Gather all lines in the data that hold the string "Unemployment".

Data rows:
********
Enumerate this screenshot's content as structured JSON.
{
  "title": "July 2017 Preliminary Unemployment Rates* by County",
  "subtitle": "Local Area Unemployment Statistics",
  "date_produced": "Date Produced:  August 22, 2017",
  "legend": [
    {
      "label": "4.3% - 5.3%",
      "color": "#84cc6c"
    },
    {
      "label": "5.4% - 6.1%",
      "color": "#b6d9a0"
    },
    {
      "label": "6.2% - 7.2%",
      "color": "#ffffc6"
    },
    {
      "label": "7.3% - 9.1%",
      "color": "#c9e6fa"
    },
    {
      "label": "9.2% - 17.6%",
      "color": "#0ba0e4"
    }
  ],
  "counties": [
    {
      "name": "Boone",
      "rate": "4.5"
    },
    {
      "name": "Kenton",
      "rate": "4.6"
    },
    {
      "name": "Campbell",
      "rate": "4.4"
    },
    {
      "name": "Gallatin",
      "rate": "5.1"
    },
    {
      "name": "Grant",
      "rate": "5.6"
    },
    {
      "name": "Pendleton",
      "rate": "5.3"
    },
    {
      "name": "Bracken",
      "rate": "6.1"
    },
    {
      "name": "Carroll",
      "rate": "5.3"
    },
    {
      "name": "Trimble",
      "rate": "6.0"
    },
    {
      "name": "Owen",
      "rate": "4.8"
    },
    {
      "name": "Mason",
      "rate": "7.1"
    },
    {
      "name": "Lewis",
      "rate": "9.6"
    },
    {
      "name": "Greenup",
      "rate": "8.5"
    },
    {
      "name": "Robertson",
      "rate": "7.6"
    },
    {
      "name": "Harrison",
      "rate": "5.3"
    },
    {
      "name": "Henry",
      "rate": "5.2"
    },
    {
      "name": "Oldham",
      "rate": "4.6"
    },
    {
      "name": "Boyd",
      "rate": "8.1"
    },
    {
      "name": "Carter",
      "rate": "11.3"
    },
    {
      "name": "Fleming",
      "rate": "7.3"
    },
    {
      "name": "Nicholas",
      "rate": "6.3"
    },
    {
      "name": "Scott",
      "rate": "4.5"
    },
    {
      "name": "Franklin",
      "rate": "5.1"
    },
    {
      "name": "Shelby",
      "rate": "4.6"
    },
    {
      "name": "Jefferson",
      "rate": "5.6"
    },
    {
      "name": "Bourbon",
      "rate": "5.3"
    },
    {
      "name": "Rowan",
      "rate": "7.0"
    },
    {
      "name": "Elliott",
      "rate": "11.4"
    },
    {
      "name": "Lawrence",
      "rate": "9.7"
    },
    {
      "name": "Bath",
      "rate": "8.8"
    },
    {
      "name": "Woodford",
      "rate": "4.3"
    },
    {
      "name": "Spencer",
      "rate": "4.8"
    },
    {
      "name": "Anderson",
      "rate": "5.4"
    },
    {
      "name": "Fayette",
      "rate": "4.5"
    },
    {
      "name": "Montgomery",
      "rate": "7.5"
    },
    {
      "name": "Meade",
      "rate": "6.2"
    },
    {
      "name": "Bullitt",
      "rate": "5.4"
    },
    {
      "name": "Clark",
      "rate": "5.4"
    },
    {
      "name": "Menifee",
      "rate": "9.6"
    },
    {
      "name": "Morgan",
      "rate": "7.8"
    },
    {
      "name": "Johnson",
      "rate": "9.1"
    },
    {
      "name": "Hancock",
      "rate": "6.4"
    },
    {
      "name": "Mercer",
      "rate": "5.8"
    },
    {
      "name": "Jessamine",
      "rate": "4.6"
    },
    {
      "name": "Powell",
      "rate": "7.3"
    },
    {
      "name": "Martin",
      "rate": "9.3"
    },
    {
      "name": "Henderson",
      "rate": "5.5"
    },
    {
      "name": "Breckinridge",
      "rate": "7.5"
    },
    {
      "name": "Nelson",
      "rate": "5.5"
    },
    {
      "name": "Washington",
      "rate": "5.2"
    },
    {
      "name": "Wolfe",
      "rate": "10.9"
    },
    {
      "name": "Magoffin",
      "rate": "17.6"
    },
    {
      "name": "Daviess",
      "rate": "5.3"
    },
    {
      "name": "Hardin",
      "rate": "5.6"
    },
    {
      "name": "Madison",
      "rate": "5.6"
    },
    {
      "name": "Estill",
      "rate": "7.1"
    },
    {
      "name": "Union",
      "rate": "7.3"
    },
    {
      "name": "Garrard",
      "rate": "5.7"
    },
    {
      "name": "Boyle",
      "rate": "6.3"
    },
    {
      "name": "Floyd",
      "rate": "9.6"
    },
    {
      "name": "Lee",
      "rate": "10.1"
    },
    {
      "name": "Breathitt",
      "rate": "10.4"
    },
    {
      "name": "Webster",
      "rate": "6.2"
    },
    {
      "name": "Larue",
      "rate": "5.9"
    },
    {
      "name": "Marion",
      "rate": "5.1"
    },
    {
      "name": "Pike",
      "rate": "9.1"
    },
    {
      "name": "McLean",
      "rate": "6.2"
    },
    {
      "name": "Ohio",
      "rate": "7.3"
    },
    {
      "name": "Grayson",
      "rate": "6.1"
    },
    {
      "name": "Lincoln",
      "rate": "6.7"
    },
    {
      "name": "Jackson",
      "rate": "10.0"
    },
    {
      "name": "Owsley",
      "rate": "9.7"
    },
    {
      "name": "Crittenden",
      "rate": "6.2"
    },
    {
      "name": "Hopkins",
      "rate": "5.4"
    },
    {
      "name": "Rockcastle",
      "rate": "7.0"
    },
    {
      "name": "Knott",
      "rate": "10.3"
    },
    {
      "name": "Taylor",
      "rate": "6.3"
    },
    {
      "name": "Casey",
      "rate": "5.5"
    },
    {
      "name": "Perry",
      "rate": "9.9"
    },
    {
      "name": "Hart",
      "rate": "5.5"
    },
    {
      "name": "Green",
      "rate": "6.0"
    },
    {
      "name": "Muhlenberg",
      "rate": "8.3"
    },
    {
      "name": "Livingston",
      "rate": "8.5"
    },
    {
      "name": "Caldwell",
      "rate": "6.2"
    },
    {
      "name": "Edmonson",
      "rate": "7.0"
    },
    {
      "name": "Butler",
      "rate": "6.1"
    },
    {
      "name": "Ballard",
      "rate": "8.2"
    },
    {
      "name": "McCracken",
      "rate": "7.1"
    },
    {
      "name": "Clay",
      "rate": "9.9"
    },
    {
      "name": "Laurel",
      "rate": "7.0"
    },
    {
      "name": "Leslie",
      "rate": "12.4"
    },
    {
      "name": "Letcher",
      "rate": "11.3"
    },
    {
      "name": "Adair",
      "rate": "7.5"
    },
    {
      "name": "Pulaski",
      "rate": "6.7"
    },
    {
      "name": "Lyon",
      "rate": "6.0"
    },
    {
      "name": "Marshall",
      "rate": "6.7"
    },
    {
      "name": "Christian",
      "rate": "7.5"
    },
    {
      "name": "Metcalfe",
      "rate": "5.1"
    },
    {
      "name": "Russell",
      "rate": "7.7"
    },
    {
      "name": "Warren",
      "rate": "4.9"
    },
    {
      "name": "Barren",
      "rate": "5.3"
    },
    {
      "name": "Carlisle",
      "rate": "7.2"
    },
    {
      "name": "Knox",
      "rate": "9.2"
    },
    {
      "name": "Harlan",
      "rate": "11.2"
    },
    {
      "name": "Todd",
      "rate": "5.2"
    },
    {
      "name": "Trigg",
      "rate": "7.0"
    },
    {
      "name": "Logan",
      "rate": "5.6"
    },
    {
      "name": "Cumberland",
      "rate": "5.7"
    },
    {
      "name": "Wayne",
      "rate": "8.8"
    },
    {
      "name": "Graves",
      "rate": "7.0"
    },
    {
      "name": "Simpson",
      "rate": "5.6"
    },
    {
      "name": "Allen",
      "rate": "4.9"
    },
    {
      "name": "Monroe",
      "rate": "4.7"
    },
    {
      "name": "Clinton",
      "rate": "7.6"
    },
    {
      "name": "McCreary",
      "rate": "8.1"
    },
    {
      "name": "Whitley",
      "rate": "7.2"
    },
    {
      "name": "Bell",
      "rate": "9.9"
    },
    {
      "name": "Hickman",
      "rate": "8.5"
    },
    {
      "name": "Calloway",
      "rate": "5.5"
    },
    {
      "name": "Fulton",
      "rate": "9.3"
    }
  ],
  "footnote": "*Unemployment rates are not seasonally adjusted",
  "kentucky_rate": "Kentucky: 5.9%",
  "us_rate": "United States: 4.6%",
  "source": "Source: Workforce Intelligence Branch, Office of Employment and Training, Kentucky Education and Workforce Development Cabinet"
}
********
Full response:
  "title": "July 2017 Preliminary Unemployment Rates* by County",
  "subtitle": "Local Area Unemployment Statistics",
  "footnote": "*Unemployment rates are not seasonally adjusted",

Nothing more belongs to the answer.